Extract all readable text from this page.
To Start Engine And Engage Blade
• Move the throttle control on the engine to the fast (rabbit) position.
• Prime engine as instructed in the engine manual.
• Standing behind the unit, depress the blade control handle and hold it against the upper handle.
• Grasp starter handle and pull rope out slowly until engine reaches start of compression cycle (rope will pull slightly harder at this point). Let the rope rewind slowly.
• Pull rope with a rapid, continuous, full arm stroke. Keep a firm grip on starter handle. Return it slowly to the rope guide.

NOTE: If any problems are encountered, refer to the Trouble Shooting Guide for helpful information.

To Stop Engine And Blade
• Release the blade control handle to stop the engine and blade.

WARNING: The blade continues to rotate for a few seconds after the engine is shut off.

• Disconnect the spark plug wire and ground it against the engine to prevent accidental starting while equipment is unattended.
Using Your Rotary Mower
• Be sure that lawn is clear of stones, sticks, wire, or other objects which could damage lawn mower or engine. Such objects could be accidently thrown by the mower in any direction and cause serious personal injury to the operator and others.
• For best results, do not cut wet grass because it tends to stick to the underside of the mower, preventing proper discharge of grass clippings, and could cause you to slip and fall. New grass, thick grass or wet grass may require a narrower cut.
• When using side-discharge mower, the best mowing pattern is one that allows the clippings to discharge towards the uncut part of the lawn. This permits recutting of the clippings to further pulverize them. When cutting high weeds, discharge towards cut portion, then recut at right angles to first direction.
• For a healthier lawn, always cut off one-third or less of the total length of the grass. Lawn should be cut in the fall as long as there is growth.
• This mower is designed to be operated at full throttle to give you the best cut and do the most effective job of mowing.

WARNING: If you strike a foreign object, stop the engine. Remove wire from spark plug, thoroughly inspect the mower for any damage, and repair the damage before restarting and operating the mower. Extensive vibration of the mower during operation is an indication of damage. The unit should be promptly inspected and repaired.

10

#####

** WHAT IS EXPECTED **
Return the listing above in full, character for character.

** OUTPUT BELOW **
Extract all readable text from this page.
To Start Engine And Engage Blade
• Move the throttle control on the engine to the fast (rabbit) position.
• Prime engine as instructed in the engine manual.
• Standing behind the unit, depress the blade control handle and hold it against the upper handle.
• Grasp starter handle and pull rope out slowly until engine reaches start of compression cycle (rope will pull slightly harder at this point). Let the rope rewind slowly.
• Pull rope with a rapid, continuous, full arm stroke. Keep a firm grip on starter handle. Return it slowly to the rope guide.

NOTE: If any problems are encountered, refer to the Trouble Shooting Guide for helpful information.

To Stop Engine And Blade
• Release the blade control handle to stop the engine and blade.

WARNING: The blade continues to rotate for a few seconds after the engine is shut off.

• Disconnect the spark plug wire and ground it against the engine to prevent accidental starting while equipment is unattended.
Using Your Rotary Mower
• Be sure that lawn is clear of stones, sticks, wire, or other objects which could damage lawn mower or engine. Such objects could be accidently thrown by the mower in any direction and cause serious personal injury to the operator and others.
• For best results, do not cut wet grass because it tends to stick to the underside of the mower, preventing proper discharge of grass clippings, and could cause you to slip and fall. New grass, thick grass or wet grass may require a narrower cut.
• When using side-discharge mower, the best mowing pattern is one that allows the clippings to discharge towards the uncut part of the lawn. This permits recutting of the clippings to further pulverize them. When cutting high weeds, discharge towards cut portion, then recut at right angles to first direction.
• For a healthier lawn, always cut off one-third or less of the total length of the grass. Lawn should be cut in the fall as long as there is growth.
• This mower is designed to be operated at full throttle to give you the best cut and do the most effective job of mowing.

WARNING: If you strike a foreign object, stop the engine. Remove wire from spark plug, thoroughly inspect the mower for any damage, and repair the damage before restarting and operating the mower. Extensive vibration of the mower during operation is an indication of damage. The unit should be promptly inspected and repaired.

10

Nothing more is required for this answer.